Items from a figure collection:
==================================================
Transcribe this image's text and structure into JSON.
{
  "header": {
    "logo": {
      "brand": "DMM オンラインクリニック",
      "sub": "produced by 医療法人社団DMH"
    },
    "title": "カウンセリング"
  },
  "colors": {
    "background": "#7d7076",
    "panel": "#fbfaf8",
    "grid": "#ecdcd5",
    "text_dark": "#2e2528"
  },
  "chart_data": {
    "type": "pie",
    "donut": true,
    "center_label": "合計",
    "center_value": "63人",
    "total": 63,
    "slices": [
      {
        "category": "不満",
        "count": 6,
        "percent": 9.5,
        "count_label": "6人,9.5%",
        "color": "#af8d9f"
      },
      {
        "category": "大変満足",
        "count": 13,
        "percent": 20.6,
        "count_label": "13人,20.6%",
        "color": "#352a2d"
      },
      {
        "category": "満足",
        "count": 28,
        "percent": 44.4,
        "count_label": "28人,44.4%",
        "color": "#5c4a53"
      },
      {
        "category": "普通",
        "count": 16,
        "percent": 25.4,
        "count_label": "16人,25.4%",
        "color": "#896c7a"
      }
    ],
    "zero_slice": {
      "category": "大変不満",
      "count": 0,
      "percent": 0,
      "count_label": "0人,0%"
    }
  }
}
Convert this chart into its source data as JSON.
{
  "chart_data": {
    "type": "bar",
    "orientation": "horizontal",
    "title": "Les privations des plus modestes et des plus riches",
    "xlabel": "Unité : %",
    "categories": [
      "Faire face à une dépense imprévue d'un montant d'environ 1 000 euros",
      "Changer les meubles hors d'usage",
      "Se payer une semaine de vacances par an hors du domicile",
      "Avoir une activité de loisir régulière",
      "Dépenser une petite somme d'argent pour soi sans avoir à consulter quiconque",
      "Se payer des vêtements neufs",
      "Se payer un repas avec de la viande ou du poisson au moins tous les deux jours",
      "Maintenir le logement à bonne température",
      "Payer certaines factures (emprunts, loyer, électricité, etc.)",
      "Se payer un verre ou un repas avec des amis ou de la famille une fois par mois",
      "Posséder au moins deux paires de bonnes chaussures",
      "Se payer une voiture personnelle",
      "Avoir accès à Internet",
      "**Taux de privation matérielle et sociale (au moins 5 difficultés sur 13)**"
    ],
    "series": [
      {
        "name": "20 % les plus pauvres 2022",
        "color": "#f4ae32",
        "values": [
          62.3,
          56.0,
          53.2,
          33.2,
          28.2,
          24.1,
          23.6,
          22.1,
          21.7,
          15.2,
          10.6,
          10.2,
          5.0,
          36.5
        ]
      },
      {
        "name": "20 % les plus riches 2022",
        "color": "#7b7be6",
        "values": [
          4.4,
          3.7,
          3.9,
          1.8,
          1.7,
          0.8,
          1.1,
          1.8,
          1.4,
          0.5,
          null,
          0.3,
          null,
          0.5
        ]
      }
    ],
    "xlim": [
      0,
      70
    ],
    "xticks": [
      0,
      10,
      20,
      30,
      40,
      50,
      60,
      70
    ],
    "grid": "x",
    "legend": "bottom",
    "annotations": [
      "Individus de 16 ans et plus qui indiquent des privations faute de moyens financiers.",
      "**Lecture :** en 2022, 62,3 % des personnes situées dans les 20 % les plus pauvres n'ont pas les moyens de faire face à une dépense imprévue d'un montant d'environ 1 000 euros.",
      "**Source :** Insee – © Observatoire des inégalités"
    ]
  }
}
==================================================
#### DO THIS:
Where a line in the entries holds the word "riches", copy that line.

#### EXERCISE OUTPUT:
    "title": "Les privations des plus modestes et des plus riches",
        "name": "20 % les plus riches 2022",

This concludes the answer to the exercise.